##### Supplied records #####

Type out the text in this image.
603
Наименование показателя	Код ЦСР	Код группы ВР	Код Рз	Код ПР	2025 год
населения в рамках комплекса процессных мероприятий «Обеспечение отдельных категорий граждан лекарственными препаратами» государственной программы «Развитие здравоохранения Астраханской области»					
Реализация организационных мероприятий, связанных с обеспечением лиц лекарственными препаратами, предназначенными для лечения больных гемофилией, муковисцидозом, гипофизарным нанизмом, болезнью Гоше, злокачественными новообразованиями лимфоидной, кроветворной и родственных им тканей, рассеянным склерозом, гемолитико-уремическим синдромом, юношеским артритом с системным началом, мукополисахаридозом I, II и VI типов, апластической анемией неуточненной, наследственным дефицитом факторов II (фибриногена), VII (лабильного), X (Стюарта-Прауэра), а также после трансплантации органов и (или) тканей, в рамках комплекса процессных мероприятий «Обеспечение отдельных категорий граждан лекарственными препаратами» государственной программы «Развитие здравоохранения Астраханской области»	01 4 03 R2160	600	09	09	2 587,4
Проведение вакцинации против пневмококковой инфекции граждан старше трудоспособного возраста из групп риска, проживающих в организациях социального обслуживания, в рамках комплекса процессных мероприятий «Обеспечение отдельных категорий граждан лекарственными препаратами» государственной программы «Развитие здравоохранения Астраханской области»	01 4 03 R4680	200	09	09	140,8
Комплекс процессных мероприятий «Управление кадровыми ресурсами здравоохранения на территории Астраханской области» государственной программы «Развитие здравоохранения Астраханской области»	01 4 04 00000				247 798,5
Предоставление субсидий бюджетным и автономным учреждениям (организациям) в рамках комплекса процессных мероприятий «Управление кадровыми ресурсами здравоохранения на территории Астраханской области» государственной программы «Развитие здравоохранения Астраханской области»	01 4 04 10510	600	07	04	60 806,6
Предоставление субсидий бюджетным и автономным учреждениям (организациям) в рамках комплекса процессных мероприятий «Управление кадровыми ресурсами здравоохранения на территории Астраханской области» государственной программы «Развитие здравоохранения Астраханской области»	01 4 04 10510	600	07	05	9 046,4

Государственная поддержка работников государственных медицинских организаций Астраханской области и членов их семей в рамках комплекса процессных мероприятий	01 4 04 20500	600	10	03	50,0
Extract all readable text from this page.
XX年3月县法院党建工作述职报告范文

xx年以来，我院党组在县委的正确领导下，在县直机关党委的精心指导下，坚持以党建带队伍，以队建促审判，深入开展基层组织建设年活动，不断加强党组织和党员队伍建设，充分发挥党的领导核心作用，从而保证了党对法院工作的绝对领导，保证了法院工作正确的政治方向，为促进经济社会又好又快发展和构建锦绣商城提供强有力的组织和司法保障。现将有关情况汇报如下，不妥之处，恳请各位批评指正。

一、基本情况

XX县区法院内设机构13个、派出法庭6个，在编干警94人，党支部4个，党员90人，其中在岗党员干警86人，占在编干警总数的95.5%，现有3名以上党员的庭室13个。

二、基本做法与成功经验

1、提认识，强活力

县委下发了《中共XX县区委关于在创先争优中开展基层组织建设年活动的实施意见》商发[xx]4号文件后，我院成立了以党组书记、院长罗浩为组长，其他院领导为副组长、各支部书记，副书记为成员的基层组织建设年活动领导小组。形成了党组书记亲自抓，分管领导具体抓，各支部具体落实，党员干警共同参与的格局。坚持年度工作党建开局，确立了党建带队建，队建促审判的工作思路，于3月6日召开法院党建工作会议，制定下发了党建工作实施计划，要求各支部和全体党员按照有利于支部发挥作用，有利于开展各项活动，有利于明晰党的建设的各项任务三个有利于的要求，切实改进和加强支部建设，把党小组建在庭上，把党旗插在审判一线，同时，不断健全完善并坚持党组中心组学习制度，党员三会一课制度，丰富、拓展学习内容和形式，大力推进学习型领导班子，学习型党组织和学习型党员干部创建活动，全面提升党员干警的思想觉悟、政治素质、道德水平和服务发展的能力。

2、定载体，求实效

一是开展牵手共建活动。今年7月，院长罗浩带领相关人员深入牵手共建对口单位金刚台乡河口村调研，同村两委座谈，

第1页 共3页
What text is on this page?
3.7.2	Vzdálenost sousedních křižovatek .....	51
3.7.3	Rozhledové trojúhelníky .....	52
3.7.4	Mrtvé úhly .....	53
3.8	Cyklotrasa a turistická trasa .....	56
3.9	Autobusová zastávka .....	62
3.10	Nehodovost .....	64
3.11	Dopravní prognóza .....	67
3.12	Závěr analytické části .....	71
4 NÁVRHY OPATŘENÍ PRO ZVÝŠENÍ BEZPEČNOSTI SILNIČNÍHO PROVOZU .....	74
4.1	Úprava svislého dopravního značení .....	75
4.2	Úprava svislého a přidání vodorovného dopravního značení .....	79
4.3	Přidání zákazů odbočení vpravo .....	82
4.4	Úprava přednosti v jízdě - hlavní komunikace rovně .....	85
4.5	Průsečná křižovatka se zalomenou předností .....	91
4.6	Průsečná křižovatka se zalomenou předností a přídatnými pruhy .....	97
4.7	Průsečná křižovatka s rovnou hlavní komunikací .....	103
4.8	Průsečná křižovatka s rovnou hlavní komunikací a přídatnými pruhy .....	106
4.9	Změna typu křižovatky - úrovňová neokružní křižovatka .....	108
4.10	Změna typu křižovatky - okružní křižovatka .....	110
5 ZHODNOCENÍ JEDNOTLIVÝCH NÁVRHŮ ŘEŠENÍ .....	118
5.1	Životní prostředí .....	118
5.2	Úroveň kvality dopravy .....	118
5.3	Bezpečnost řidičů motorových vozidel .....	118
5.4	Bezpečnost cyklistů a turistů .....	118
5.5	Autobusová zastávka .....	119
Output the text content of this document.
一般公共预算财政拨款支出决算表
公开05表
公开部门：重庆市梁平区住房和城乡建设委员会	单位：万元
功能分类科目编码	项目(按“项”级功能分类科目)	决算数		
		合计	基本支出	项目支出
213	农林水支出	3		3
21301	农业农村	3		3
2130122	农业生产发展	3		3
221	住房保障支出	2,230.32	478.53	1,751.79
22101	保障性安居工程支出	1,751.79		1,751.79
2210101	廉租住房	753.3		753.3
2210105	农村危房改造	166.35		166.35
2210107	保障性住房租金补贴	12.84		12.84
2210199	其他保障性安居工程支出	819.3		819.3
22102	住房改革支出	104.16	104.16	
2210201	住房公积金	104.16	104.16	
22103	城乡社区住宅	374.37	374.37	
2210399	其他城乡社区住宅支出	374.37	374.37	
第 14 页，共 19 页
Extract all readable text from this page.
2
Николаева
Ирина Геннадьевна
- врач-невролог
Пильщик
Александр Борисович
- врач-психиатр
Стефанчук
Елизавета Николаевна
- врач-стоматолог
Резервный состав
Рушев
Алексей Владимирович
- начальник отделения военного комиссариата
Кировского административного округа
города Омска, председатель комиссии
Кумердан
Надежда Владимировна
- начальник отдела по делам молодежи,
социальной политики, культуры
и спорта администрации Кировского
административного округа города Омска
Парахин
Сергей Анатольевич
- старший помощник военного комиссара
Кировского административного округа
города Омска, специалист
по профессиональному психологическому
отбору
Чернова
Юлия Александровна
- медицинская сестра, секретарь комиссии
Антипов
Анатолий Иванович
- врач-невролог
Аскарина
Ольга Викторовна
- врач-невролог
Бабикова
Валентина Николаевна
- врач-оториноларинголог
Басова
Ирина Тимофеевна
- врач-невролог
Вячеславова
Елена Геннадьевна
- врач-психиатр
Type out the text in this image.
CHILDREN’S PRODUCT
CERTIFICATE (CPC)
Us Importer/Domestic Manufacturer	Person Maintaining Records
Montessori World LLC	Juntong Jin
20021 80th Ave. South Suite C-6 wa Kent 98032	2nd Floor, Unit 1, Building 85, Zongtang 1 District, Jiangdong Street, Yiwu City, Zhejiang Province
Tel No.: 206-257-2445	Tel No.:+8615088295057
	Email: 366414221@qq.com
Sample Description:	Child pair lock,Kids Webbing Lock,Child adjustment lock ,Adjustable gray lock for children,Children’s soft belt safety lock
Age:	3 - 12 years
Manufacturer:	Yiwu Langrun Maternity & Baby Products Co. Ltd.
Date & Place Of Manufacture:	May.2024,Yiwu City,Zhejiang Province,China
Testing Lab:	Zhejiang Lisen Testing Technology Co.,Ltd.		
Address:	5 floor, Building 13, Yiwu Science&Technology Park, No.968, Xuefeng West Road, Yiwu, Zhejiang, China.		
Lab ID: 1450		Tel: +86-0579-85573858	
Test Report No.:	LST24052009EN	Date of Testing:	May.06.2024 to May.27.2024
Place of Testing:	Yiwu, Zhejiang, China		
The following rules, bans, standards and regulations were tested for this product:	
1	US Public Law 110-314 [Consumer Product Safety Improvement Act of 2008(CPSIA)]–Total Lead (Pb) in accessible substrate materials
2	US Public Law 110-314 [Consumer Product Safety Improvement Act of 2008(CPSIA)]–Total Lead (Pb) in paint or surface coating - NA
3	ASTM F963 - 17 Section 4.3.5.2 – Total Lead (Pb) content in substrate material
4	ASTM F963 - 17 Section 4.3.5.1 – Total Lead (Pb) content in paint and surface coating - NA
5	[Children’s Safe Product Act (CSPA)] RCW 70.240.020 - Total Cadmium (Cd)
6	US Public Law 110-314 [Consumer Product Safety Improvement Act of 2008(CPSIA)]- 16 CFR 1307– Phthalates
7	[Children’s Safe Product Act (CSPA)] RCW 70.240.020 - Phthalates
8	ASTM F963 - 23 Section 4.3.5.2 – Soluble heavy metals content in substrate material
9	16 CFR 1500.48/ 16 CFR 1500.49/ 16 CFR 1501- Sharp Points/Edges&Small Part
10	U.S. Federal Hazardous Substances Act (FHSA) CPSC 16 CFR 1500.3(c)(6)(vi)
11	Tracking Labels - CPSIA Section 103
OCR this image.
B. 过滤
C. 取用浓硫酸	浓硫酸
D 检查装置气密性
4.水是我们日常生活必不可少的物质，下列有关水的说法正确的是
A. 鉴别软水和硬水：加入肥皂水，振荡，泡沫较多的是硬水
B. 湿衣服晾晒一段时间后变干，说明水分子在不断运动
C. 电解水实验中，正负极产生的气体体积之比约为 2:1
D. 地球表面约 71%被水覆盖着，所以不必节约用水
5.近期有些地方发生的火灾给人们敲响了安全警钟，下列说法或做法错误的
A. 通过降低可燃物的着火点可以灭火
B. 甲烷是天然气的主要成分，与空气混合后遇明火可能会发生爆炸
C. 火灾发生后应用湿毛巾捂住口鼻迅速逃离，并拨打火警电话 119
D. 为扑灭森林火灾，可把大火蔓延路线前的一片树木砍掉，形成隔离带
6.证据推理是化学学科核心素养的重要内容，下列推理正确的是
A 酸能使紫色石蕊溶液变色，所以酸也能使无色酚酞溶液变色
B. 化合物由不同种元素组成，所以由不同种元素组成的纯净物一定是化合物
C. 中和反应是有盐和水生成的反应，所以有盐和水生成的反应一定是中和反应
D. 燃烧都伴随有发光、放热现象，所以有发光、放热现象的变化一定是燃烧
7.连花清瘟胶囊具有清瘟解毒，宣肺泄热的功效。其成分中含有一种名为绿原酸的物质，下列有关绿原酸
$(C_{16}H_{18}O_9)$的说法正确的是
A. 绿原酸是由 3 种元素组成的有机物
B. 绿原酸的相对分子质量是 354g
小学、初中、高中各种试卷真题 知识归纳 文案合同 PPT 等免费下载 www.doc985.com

#####

* Task goal: Of the lines in the material, how many hold the word "Section"? Reply with the number only.

* Exercise response: 4